Stated problem:
Skip the pictures and repeat each line of the data exactly.

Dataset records
......

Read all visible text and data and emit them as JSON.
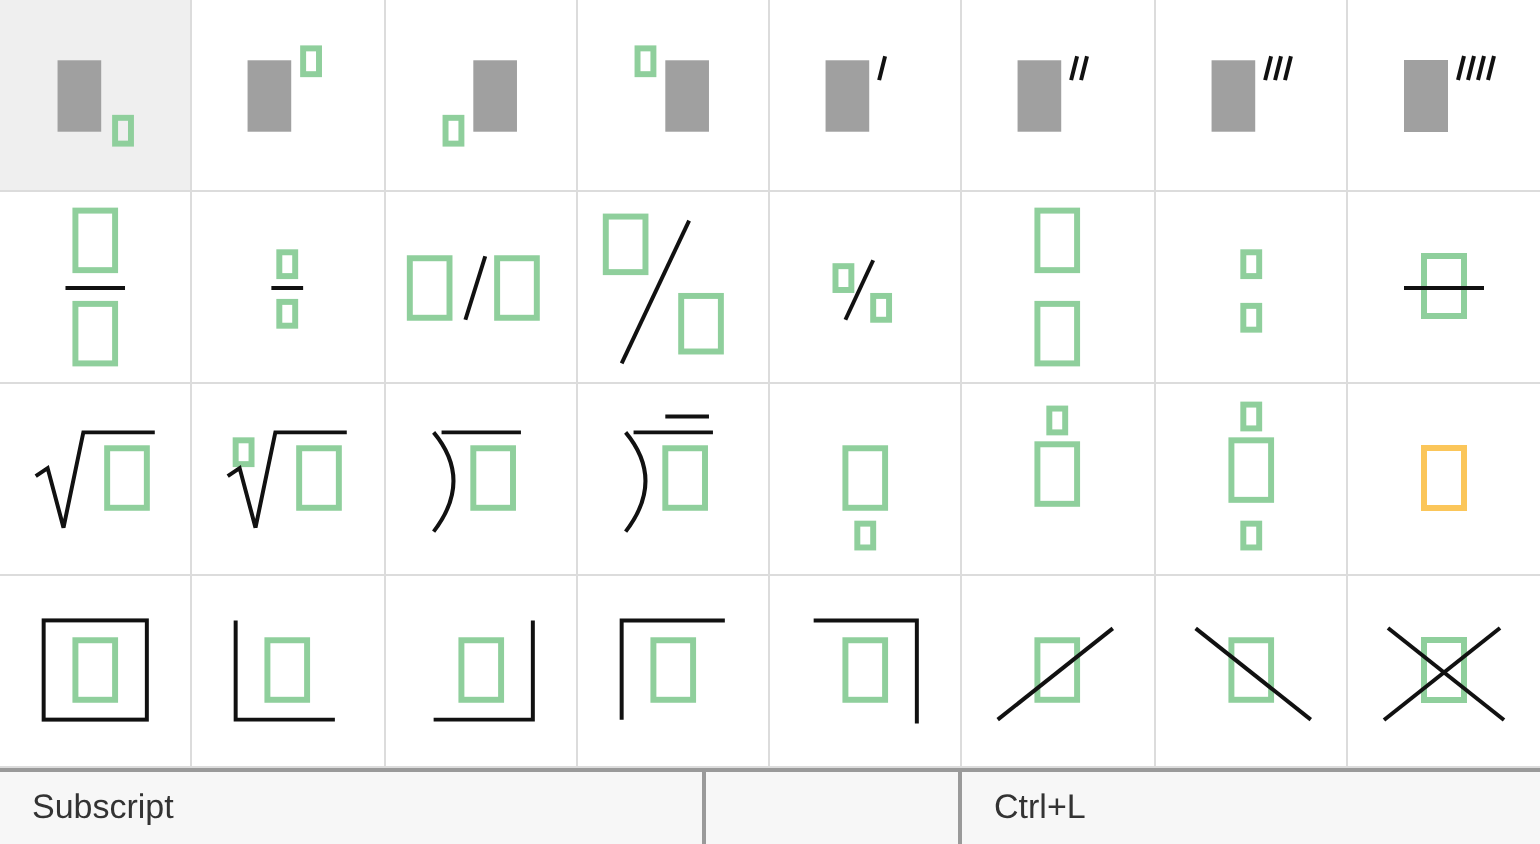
{
  "rows": [
    {
      "cells": [
        {
          "kind": "subscript",
          "selected": true
        },
        {
          "kind": "superscript",
          "selected": false
        },
        {
          "kind": "pre-subscript",
          "selected": false
        },
        {
          "kind": "pre-superscript",
          "selected": false
        },
        {
          "kind": "prime",
          "selected": false
        },
        {
          "kind": "double-prime",
          "selected": false
        },
        {
          "kind": "triple-prime",
          "selected": false
        },
        {
          "kind": "quadruple-prime",
          "selected": false
        }
      ]
    },
    {
      "cells": [
        {
          "kind": "fraction",
          "selected": false
        },
        {
          "kind": "small-fraction",
          "selected": false
        },
        {
          "kind": "slash-fraction",
          "selected": false
        },
        {
          "kind": "diagonal-fraction",
          "selected": false
        },
        {
          "kind": "small-slash-fraction",
          "selected": false
        },
        {
          "kind": "stack",
          "selected": false
        },
        {
          "kind": "small-stack",
          "selected": false
        },
        {
          "kind": "strikethrough",
          "selected": false
        }
      ]
    },
    {
      "cells": [
        {
          "kind": "square-root",
          "selected": false
        },
        {
          "kind": "nth-root",
          "selected": false
        },
        {
          "kind": "long-division",
          "selected": false
        },
        {
          "kind": "long-division-overline",
          "selected": false
        },
        {
          "kind": "underscript",
          "selected": false
        },
        {
          "kind": "overscript",
          "selected": false
        },
        {
          "kind": "over-under",
          "selected": false
        },
        {
          "kind": "placeholder",
          "selected": false
        }
      ]
    },
    {
      "cells": [
        {
          "kind": "box",
          "selected": false
        },
        {
          "kind": "left-bottom-border",
          "selected": false
        },
        {
          "kind": "right-bottom-border",
          "selected": false
        },
        {
          "kind": "left-top-border",
          "selected": false
        },
        {
          "kind": "right-top-border",
          "selected": false
        },
        {
          "kind": "up-strike",
          "selected": false
        },
        {
          "kind": "down-strike",
          "selected": false
        },
        {
          "kind": "cross-strike",
          "selected": false
        }
      ]
    }
  ],
  "status_bar": {
    "description": "Subscript",
    "shortcut": "Ctrl+L"
  }
}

......

Output of the task:
Read all visible text and data and emit them as JSON.
{
  "rows": [
    {
      "cells": [
        {
          "kind": "subscript",
          "selected": true
        },
        {
          "kind": "superscript",
          "selected": false
        },
        {
          "kind": "pre-subscript",
          "selected": false
        },
        {
          "kind": "pre-superscript",
          "selected": false
        },
        {
          "kind": "prime",
          "selected": false
        },
        {
          "kind": "double-prime",
          "selected": false
        },
        {
          "kind": "triple-prime",
          "selected": false
        },
        {
          "kind": "quadruple-prime",
          "selected": false
        }
      ]
    },
    {
      "cells": [
        {
          "kind": "fraction",
          "selected": false
        },
        {
          "kind": "small-fraction",
          "selected": false
        },
        {
          "kind": "slash-fraction",
          "selected": false
        },
        {
          "kind": "diagonal-fraction",
          "selected": false
        },
        {
          "kind": "small-slash-fraction",
          "selected": false
        },
        {
          "kind": "stack",
          "selected": false
        },
        {
          "kind": "small-stack",
          "selected": false
        },
        {
          "kind": "strikethrough",
          "selected": false
        }
      ]
    },
    {
      "cells": [
        {
          "kind": "square-root",
          "selected": false
        },
        {
          "kind": "nth-root",
          "selected": false
        },
        {
          "kind": "long-division",
          "selected": false
        },
        {
          "kind": "long-division-overline",
          "selected": false
        },
        {
          "kind": "underscript",
          "selected": false
        },
        {
          "kind": "overscript",
          "selected": false
        },
        {
          "kind": "over-under",
          "selected": false
        },
        {
          "kind": "placeholder",
          "selected": false
        }
      ]
    },
    {
      "cells": [
        {
          "kind": "box",
          "selected": false
        },
        {
          "kind": "left-bottom-border",
          "selected": false
        },
        {
          "kind": "right-bottom-border",
          "selected": false
        },
        {
          "kind": "left-top-border",
          "selected": false
        },
        {
          "kind": "right-top-border",
          "selected": false
        },
        {
          "kind": "up-strike",
          "selected": false
        },
        {
          "kind": "down-strike",
          "selected": false
        },
        {
          "kind": "cross-strike",
          "selected": false
        }
      ]
    }
  ],
  "status_bar": {
    "description": "Subscript",
    "shortcut": "Ctrl+L"
  }
}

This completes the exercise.